■ **EXERCISE MATERIALS**:

════

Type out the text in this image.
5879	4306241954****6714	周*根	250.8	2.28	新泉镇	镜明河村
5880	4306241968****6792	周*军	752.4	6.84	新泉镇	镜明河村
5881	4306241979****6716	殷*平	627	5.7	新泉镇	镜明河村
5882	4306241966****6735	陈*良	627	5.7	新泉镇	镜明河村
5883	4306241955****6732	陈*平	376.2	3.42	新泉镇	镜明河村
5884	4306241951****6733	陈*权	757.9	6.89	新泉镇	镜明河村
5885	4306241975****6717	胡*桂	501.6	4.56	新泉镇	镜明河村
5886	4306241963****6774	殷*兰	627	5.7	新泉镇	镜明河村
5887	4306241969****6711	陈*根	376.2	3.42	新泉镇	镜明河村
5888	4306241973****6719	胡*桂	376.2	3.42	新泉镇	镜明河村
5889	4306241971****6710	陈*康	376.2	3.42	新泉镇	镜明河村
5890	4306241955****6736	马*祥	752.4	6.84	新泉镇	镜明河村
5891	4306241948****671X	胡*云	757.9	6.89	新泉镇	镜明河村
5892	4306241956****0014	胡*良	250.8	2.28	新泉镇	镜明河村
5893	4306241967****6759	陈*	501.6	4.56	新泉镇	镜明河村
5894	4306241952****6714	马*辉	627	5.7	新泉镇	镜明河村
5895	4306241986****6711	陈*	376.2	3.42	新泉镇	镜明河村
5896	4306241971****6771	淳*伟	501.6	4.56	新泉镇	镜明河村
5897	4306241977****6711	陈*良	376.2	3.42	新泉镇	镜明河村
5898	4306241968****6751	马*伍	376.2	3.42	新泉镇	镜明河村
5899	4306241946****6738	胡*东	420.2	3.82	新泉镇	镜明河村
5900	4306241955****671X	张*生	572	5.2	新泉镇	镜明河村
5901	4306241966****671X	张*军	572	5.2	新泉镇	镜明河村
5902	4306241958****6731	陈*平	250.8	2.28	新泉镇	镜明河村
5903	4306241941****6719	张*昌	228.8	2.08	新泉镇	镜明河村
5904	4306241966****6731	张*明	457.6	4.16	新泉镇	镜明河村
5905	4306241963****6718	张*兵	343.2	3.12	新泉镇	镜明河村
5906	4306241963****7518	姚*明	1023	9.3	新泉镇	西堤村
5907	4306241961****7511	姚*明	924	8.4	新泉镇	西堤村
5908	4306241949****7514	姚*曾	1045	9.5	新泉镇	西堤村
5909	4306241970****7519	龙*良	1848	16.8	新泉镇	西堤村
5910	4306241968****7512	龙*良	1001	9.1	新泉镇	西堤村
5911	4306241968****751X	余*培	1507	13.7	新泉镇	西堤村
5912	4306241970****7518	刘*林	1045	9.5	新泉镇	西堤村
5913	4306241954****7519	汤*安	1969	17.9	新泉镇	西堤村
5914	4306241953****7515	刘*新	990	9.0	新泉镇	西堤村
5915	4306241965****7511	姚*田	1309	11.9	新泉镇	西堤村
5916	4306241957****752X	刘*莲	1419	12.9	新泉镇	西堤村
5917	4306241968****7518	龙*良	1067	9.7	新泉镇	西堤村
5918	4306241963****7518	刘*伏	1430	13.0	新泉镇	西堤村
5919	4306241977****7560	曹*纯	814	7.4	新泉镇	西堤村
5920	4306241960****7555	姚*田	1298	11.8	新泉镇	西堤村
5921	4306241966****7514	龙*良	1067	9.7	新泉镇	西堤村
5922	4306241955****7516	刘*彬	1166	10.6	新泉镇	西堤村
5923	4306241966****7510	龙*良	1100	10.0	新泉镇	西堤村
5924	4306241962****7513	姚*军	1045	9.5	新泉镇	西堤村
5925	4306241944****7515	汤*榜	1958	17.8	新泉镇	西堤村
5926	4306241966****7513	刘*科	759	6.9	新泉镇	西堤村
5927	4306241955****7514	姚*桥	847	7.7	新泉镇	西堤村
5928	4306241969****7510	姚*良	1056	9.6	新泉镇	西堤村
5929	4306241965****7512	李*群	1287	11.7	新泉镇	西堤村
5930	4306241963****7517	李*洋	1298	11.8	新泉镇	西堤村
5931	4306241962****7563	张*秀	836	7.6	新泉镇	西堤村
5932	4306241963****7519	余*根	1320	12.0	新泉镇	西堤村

════

■ **THE REQUEST**:
Transcribe every line of the data, exactly as it stands.

■ **ANSWER IN FULL**:
Type out the text in this image.
5879	4306241954****6714	周*根	250.8	2.28	新泉镇	镜明河村
5880	4306241968****6792	周*军	752.4	6.84	新泉镇	镜明河村
5881	4306241979****6716	殷*平	627	5.7	新泉镇	镜明河村
5882	4306241966****6735	陈*良	627	5.7	新泉镇	镜明河村
5883	4306241955****6732	陈*平	376.2	3.42	新泉镇	镜明河村
5884	4306241951****6733	陈*权	757.9	6.89	新泉镇	镜明河村
5885	4306241975****6717	胡*桂	501.6	4.56	新泉镇	镜明河村
5886	4306241963****6774	殷*兰	627	5.7	新泉镇	镜明河村
5887	4306241969****6711	陈*根	376.2	3.42	新泉镇	镜明河村
5888	4306241973****6719	胡*桂	376.2	3.42	新泉镇	镜明河村
5889	4306241971****6710	陈*康	376.2	3.42	新泉镇	镜明河村
5890	4306241955****6736	马*祥	752.4	6.84	新泉镇	镜明河村
5891	4306241948****671X	胡*云	757.9	6.89	新泉镇	镜明河村
5892	4306241956****0014	胡*良	250.8	2.28	新泉镇	镜明河村
5893	4306241967****6759	陈*	501.6	4.56	新泉镇	镜明河村
5894	4306241952****6714	马*辉	627	5.7	新泉镇	镜明河村
5895	4306241986****6711	陈*	376.2	3.42	新泉镇	镜明河村
5896	4306241971****6771	淳*伟	501.6	4.56	新泉镇	镜明河村
5897	4306241977****6711	陈*良	376.2	3.42	新泉镇	镜明河村
5898	4306241968****6751	马*伍	376.2	3.42	新泉镇	镜明河村
5899	4306241946****6738	胡*东	420.2	3.82	新泉镇	镜明河村
5900	4306241955****671X	张*生	572	5.2	新泉镇	镜明河村
5901	4306241966****671X	张*军	572	5.2	新泉镇	镜明河村
5902	4306241958****6731	陈*平	250.8	2.28	新泉镇	镜明河村
5903	4306241941****6719	张*昌	228.8	2.08	新泉镇	镜明河村
5904	4306241966****6731	张*明	457.6	4.16	新泉镇	镜明河村
5905	4306241963****6718	张*兵	343.2	3.12	新泉镇	镜明河村
5906	4306241963****7518	姚*明	1023	9.3	新泉镇	西堤村
5907	4306241961****7511	姚*明	924	8.4	新泉镇	西堤村
5908	4306241949****7514	姚*曾	1045	9.5	新泉镇	西堤村
5909	4306241970****7519	龙*良	1848	16.8	新泉镇	西堤村
5910	4306241968****7512	龙*良	1001	9.1	新泉镇	西堤村
5911	4306241968****751X	余*培	1507	13.7	新泉镇	西堤村
5912	4306241970****7518	刘*林	1045	9.5	新泉镇	西堤村
5913	4306241954****7519	汤*安	1969	17.9	新泉镇	西堤村
5914	4306241953****7515	刘*新	990	9.0	新泉镇	西堤村
5915	4306241965****7511	姚*田	1309	11.9	新泉镇	西堤村
5916	4306241957****752X	刘*莲	1419	12.9	新泉镇	西堤村
5917	4306241968****7518	龙*良	1067	9.7	新泉镇	西堤村
5918	4306241963****7518	刘*伏	1430	13.0	新泉镇	西堤村
5919	4306241977****7560	曹*纯	814	7.4	新泉镇	西堤村
5920	4306241960****7555	姚*田	1298	11.8	新泉镇	西堤村
5921	4306241966****7514	龙*良	1067	9.7	新泉镇	西堤村
5922	4306241955****7516	刘*彬	1166	10.6	新泉镇	西堤村
5923	4306241966****7510	龙*良	1100	10.0	新泉镇	西堤村
5924	4306241962****7513	姚*军	1045	9.5	新泉镇	西堤村
5925	4306241944****7515	汤*榜	1958	17.8	新泉镇	西堤村
5926	4306241966****7513	刘*科	759	6.9	新泉镇	西堤村
5927	4306241955****7514	姚*桥	847	7.7	新泉镇	西堤村
5928	4306241969****7510	姚*良	1056	9.6	新泉镇	西堤村
5929	4306241965****7512	李*群	1287	11.7	新泉镇	西堤村
5930	4306241963****7517	李*洋	1298	11.8	新泉镇	西堤村
5931	4306241962****7563	张*秀	836	7.6	新泉镇	西堤村
5932	4306241963****7519	余*根	1320	12.0	新泉镇	西堤村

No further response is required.